#### [Exercise instructions]
Find the lines below that contain the word "from" and count them. Only the number should be given.
## Start Stored data
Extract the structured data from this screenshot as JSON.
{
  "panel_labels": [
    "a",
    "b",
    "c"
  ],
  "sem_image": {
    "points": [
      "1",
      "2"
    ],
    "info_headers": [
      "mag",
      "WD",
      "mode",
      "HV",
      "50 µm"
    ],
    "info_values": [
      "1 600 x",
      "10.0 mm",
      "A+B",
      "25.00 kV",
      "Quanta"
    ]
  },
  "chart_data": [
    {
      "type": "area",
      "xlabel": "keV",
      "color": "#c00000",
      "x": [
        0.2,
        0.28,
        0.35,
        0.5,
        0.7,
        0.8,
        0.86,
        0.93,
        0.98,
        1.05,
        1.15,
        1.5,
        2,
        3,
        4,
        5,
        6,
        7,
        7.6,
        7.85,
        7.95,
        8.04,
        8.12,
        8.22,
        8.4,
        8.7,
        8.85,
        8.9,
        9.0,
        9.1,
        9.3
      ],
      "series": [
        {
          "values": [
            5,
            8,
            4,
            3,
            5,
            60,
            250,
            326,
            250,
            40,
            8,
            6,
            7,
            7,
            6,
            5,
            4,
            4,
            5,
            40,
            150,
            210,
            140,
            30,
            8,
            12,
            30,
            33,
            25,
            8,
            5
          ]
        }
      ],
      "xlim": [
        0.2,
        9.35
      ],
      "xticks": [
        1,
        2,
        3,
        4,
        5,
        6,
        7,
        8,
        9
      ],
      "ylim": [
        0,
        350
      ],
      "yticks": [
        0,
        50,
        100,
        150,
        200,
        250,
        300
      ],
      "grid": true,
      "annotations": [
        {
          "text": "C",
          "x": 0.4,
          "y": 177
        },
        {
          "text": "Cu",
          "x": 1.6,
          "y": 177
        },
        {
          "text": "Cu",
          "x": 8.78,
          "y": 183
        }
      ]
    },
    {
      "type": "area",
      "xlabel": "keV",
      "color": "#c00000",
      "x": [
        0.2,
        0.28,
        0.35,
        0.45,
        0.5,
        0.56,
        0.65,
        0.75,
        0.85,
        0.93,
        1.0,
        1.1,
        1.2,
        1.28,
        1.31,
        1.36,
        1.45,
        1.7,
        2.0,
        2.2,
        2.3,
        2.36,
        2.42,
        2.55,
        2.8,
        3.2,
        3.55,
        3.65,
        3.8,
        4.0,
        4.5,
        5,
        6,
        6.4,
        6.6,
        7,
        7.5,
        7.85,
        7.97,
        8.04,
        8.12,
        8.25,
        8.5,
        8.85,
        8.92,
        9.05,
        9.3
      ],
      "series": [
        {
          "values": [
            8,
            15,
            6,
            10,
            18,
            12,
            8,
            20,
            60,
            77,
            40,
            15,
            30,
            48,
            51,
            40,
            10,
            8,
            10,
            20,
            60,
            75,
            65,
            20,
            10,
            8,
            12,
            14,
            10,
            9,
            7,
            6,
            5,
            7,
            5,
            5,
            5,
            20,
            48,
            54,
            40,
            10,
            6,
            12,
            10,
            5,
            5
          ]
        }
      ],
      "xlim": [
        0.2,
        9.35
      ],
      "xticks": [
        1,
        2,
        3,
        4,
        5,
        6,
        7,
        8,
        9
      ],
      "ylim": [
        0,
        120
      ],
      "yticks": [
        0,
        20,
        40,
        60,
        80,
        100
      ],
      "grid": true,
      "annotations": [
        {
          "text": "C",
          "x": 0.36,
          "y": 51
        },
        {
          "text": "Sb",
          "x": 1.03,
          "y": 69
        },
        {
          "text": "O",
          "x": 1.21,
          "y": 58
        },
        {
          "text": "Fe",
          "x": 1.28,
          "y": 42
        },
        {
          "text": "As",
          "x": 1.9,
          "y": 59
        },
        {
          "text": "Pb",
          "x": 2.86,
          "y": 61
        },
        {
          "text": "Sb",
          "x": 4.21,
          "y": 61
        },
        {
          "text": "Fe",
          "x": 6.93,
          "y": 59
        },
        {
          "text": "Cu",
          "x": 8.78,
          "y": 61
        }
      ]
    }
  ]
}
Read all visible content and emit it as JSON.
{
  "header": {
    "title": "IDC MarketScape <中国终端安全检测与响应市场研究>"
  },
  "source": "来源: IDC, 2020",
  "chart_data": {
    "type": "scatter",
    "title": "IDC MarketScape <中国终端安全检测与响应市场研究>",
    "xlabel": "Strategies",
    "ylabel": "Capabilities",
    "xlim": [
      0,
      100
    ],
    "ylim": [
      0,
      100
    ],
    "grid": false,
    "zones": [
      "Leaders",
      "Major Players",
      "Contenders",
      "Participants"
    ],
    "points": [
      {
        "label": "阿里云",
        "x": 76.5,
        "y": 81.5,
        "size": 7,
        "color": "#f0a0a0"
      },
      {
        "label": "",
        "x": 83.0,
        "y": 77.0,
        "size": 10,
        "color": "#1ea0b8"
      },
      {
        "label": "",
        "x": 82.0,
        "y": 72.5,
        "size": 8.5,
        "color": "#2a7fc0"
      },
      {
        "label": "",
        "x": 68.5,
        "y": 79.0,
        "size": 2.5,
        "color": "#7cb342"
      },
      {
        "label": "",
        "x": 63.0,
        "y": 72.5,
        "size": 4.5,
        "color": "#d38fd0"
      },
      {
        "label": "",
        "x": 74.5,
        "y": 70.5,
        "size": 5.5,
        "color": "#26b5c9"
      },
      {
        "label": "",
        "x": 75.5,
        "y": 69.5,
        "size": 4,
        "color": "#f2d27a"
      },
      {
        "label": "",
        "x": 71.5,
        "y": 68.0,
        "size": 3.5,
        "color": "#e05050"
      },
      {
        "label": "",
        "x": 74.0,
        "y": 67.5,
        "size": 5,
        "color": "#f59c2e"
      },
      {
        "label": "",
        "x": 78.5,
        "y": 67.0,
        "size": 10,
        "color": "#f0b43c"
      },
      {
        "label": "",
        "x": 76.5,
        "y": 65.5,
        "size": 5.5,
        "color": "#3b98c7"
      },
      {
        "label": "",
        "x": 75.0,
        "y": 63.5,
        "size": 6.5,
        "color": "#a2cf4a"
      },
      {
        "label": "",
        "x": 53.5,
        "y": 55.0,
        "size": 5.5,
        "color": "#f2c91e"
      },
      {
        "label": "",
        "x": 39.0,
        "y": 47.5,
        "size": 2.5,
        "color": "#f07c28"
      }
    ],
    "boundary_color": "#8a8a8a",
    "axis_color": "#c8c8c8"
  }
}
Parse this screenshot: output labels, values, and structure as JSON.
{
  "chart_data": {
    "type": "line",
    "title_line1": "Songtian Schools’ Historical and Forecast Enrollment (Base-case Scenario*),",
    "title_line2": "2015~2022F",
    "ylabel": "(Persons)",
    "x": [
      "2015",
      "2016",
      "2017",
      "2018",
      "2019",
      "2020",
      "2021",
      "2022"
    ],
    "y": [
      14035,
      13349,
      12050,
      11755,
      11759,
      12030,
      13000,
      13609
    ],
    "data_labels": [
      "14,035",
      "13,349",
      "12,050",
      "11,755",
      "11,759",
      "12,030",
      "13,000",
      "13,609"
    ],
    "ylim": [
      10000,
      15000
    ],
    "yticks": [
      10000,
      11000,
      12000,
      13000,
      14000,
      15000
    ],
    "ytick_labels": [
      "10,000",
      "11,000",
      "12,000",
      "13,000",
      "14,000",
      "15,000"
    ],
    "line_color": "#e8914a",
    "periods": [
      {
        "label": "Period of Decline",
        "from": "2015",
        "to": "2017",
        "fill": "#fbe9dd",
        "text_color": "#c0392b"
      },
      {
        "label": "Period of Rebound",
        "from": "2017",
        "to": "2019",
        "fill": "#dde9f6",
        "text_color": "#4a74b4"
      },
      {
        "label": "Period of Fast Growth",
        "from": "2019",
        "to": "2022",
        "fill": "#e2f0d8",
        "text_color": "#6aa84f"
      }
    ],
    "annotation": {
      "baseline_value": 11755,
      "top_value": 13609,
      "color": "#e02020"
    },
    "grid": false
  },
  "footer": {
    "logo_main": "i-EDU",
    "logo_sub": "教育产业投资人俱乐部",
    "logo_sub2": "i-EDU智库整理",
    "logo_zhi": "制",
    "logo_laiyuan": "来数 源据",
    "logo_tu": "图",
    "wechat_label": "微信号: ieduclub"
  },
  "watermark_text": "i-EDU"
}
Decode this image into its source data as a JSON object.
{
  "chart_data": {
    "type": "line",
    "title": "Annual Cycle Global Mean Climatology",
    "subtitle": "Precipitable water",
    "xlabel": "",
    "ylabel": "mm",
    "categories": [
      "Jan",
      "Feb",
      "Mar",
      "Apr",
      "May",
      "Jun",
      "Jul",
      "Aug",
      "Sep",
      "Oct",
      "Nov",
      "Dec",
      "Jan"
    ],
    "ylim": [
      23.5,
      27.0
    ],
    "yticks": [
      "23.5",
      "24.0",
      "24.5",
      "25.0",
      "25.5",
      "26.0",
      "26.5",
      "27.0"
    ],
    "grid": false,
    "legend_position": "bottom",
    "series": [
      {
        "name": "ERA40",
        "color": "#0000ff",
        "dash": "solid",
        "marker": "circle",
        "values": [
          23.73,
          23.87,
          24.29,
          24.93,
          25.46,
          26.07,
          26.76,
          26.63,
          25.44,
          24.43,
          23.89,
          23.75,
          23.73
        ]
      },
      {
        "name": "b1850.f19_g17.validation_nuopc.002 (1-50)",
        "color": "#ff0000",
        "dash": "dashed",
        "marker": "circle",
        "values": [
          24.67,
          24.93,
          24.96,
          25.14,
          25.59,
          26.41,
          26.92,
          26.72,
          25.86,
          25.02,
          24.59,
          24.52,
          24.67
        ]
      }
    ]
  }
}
## End Stored data
#### [Solved problem]
4